Restate the entries word for word, omitting nothing.

>> Start MATERIAL PROVIDED

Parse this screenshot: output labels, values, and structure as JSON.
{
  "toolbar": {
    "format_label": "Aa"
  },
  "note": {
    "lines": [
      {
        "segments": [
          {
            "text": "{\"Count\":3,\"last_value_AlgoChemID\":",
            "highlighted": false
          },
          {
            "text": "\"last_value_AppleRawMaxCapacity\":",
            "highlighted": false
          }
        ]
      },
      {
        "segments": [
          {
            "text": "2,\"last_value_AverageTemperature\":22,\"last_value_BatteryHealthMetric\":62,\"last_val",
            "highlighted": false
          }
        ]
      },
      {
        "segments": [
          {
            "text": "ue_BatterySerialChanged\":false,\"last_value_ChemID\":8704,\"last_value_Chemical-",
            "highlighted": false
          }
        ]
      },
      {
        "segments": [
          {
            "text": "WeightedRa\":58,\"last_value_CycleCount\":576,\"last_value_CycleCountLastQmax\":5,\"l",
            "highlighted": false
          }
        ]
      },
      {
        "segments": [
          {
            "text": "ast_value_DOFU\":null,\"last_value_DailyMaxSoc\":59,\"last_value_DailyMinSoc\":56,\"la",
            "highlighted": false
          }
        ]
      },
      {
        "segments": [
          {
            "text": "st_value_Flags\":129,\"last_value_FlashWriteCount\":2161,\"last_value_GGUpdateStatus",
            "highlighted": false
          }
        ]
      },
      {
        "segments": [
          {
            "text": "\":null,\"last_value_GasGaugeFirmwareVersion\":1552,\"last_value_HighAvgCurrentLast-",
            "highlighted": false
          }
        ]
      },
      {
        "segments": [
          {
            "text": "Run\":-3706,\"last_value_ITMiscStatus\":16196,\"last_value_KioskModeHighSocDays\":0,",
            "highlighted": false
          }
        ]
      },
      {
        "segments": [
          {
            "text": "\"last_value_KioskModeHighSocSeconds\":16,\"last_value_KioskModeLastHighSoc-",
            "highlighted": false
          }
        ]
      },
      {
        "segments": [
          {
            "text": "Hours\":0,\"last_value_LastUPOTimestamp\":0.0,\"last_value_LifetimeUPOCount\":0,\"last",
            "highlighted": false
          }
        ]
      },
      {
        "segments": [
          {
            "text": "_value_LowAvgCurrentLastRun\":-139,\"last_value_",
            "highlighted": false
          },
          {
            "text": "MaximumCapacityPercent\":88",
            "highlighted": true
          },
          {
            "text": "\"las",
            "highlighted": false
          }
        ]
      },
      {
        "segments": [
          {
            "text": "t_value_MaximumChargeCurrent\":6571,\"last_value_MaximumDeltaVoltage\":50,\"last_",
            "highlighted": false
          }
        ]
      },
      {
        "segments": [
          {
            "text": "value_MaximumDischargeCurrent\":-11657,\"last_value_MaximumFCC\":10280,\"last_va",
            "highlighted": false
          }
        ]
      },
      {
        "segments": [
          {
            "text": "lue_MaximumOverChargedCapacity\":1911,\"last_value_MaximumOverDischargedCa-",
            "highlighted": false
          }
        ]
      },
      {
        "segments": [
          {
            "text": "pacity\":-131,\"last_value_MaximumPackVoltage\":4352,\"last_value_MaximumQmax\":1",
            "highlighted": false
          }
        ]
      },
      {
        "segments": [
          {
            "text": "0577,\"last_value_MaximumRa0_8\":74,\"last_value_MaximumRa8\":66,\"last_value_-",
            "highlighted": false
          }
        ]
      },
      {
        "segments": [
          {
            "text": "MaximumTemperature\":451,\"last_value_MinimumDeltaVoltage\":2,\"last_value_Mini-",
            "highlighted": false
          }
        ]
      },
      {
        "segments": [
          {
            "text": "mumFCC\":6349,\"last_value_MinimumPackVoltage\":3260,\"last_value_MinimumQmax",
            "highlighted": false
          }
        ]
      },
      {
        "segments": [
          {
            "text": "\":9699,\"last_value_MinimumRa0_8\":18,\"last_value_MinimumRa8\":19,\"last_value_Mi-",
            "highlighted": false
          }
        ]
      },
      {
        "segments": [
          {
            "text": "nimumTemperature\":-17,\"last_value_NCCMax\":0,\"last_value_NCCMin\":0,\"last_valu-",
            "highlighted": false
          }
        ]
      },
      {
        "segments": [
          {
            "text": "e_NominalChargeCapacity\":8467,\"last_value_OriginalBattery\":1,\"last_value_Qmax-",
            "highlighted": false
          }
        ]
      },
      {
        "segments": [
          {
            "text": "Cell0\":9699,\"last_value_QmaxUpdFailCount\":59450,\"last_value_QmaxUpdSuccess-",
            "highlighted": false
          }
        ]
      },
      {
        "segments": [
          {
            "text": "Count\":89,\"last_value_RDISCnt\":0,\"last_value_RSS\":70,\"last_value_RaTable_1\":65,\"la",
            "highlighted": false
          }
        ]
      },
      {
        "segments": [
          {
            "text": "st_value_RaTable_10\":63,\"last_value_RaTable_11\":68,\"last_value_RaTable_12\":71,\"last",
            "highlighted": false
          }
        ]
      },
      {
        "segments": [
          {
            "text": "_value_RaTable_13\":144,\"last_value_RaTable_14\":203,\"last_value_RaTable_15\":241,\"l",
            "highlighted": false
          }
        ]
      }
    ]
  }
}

>> End MATERIAL PROVIDED

# OUTPUT BELOW
Parse this screenshot: output labels, values, and structure as JSON.
{
  "toolbar": {
    "format_label": "Aa"
  },
  "note": {
    "lines": [
      {
        "segments": [
          {
            "text": "{\"Count\":3,\"last_value_AlgoChemID\":",
            "highlighted": false
          },
          {
            "text": "\"last_value_AppleRawMaxCapacity\":",
            "highlighted": false
          }
        ]
      },
      {
        "segments": [
          {
            "text": "2,\"last_value_AverageTemperature\":22,\"last_value_BatteryHealthMetric\":62,\"last_val",
            "highlighted": false
          }
        ]
      },
      {
        "segments": [
          {
            "text": "ue_BatterySerialChanged\":false,\"last_value_ChemID\":8704,\"last_value_Chemical-",
            "highlighted": false
          }
        ]
      },
      {
        "segments": [
          {
            "text": "WeightedRa\":58,\"last_value_CycleCount\":576,\"last_value_CycleCountLastQmax\":5,\"l",
            "highlighted": false
          }
        ]
      },
      {
        "segments": [
          {
            "text": "ast_value_DOFU\":null,\"last_value_DailyMaxSoc\":59,\"last_value_DailyMinSoc\":56,\"la",
            "highlighted": false
          }
        ]
      },
      {
        "segments": [
          {
            "text": "st_value_Flags\":129,\"last_value_FlashWriteCount\":2161,\"last_value_GGUpdateStatus",
            "highlighted": false
          }
        ]
      },
      {
        "segments": [
          {
            "text": "\":null,\"last_value_GasGaugeFirmwareVersion\":1552,\"last_value_HighAvgCurrentLast-",
            "highlighted": false
          }
        ]
      },
      {
        "segments": [
          {
            "text": "Run\":-3706,\"last_value_ITMiscStatus\":16196,\"last_value_KioskModeHighSocDays\":0,",
            "highlighted": false
          }
        ]
      },
      {
        "segments": [
          {
            "text": "\"last_value_KioskModeHighSocSeconds\":16,\"last_value_KioskModeLastHighSoc-",
            "highlighted": false
          }
        ]
      },
      {
        "segments": [
          {
            "text": "Hours\":0,\"last_value_LastUPOTimestamp\":0.0,\"last_value_LifetimeUPOCount\":0,\"last",
            "highlighted": false
          }
        ]
      },
      {
        "segments": [
          {
            "text": "_value_LowAvgCurrentLastRun\":-139,\"last_value_",
            "highlighted": false
          },
          {
            "text": "MaximumCapacityPercent\":88",
            "highlighted": true
          },
          {
            "text": "\"las",
            "highlighted": false
          }
        ]
      },
      {
        "segments": [
          {
            "text": "t_value_MaximumChargeCurrent\":6571,\"last_value_MaximumDeltaVoltage\":50,\"last_",
            "highlighted": false
          }
        ]
      },
      {
        "segments": [
          {
            "text": "value_MaximumDischargeCurrent\":-11657,\"last_value_MaximumFCC\":10280,\"last_va",
            "highlighted": false
          }
        ]
      },
      {
        "segments": [
          {
            "text": "lue_MaximumOverChargedCapacity\":1911,\"last_value_MaximumOverDischargedCa-",
            "highlighted": false
          }
        ]
      },
      {
        "segments": [
          {
            "text": "pacity\":-131,\"last_value_MaximumPackVoltage\":4352,\"last_value_MaximumQmax\":1",
            "highlighted": false
          }
        ]
      },
      {
        "segments": [
          {
            "text": "0577,\"last_value_MaximumRa0_8\":74,\"last_value_MaximumRa8\":66,\"last_value_-",
            "highlighted": false
          }
        ]
      },
      {
        "segments": [
          {
            "text": "MaximumTemperature\":451,\"last_value_MinimumDeltaVoltage\":2,\"last_value_Mini-",
            "highlighted": false
          }
        ]
      },
      {
        "segments": [
          {
            "text": "mumFCC\":6349,\"last_value_MinimumPackVoltage\":3260,\"last_value_MinimumQmax",
            "highlighted": false
          }
        ]
      },
      {
        "segments": [
          {
            "text": "\":9699,\"last_value_MinimumRa0_8\":18,\"last_value_MinimumRa8\":19,\"last_value_Mi-",
            "highlighted": false
          }
        ]
      },
      {
        "segments": [
          {
            "text": "nimumTemperature\":-17,\"last_value_NCCMax\":0,\"last_value_NCCMin\":0,\"last_valu-",
            "highlighted": false
          }
        ]
      },
      {
        "segments": [
          {
            "text": "e_NominalChargeCapacity\":8467,\"last_value_OriginalBattery\":1,\"last_value_Qmax-",
            "highlighted": false
          }
        ]
      },
      {
        "segments": [
          {
            "text": "Cell0\":9699,\"last_value_QmaxUpdFailCount\":59450,\"last_value_QmaxUpdSuccess-",
            "highlighted": false
          }
        ]
      },
      {
        "segments": [
          {
            "text": "Count\":89,\"last_value_RDISCnt\":0,\"last_value_RSS\":70,\"last_value_RaTable_1\":65,\"la",
            "highlighted": false
          }
        ]
      },
      {
        "segments": [
          {
            "text": "st_value_RaTable_10\":63,\"last_value_RaTable_11\":68,\"last_value_RaTable_12\":71,\"last",
            "highlighted": false
          }
        ]
      },
      {
        "segments": [
          {
            "text": "_value_RaTable_13\":144,\"last_value_RaTable_14\":203,\"last_value_RaTable_15\":241,\"l",
            "highlighted": false
          }
        ]
      }
    ]
  }
}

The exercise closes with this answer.